◆ Set task ◆
Each line containing the word "удлиненного" needs to be copied.

─── Records for this exercise

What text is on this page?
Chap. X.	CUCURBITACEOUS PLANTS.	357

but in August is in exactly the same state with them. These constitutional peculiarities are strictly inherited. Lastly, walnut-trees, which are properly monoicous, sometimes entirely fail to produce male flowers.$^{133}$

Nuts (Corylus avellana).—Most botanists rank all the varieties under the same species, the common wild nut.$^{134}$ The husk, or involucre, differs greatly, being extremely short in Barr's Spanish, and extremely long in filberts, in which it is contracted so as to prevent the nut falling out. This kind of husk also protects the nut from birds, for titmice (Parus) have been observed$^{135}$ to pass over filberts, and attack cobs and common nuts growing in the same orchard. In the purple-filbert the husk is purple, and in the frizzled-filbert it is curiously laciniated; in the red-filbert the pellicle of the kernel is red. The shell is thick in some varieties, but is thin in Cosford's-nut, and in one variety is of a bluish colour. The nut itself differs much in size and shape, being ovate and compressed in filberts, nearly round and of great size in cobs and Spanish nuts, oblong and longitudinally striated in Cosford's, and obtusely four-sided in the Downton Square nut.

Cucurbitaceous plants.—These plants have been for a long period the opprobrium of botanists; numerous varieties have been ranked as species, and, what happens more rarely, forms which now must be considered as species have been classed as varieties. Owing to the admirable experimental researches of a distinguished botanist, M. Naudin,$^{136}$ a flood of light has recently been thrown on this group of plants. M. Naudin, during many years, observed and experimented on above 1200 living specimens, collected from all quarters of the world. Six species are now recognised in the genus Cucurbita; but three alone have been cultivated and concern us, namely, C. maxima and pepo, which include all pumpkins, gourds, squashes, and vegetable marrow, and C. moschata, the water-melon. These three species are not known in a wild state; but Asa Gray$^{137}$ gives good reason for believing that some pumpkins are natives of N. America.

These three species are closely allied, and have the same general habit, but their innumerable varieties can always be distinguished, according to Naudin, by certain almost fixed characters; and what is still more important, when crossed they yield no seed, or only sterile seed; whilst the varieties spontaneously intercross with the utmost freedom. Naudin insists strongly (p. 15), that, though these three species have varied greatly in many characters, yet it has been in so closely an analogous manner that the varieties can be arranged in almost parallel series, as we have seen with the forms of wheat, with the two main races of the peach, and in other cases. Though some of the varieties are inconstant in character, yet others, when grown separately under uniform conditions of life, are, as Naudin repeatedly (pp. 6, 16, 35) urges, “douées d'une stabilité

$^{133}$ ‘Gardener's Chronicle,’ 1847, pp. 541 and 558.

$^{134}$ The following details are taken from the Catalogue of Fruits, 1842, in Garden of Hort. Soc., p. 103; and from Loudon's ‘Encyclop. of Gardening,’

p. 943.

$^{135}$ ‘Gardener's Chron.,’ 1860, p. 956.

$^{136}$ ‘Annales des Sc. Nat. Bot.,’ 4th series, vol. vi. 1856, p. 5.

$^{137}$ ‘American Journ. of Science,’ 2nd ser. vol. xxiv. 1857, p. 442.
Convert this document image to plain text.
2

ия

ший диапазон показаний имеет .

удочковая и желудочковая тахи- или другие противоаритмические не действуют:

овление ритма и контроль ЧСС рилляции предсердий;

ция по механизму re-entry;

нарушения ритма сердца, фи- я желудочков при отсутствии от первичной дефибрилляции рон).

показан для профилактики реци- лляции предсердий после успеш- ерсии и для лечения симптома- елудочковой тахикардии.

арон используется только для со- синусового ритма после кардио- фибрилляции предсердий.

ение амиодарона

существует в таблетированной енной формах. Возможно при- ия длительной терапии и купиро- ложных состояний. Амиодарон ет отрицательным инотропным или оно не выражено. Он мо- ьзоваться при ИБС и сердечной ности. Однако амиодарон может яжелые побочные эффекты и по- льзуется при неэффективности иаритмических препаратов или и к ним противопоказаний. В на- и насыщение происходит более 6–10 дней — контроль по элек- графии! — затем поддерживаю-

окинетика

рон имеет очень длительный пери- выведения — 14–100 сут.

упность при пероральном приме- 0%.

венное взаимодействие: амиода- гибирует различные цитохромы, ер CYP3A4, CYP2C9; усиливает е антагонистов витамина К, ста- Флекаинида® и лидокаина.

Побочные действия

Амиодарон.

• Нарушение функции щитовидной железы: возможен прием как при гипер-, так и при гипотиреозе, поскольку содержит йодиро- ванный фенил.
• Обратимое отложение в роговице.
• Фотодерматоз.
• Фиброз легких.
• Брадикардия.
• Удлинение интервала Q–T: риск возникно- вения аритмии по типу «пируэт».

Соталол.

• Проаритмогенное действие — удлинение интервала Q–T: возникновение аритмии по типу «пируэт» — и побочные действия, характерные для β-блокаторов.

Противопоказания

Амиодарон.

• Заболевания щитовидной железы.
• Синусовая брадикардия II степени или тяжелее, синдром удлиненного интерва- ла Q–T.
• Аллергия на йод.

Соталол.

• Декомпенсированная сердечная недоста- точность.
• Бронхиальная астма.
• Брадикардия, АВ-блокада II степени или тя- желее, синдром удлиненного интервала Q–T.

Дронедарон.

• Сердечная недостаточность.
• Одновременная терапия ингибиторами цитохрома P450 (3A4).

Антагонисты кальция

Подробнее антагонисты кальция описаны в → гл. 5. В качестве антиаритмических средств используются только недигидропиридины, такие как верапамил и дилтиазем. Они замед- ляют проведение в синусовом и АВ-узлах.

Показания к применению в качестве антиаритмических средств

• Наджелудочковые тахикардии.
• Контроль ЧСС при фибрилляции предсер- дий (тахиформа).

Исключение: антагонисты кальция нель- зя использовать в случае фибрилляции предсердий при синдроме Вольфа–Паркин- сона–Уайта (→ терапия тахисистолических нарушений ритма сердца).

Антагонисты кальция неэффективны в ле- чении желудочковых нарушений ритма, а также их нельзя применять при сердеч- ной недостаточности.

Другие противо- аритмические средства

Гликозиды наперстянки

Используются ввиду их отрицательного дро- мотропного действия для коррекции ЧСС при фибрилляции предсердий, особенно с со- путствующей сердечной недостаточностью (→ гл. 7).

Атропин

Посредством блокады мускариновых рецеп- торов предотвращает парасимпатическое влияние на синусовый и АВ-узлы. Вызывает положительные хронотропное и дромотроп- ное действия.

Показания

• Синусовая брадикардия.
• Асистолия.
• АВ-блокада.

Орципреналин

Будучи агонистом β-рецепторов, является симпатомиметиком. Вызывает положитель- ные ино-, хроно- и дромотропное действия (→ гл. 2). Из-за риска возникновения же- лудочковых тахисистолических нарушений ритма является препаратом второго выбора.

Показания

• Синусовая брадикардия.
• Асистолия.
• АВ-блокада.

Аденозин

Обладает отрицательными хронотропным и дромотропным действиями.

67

──────

◆ Solution to the problem ◆
• Синусовая брадикардия II степени или тяжелее, синдром удлиненного интерва- ла Q–T.
• Брадикардия, АВ-блокада II степени или тя- желее, синдром удлиненного интервала Q–T.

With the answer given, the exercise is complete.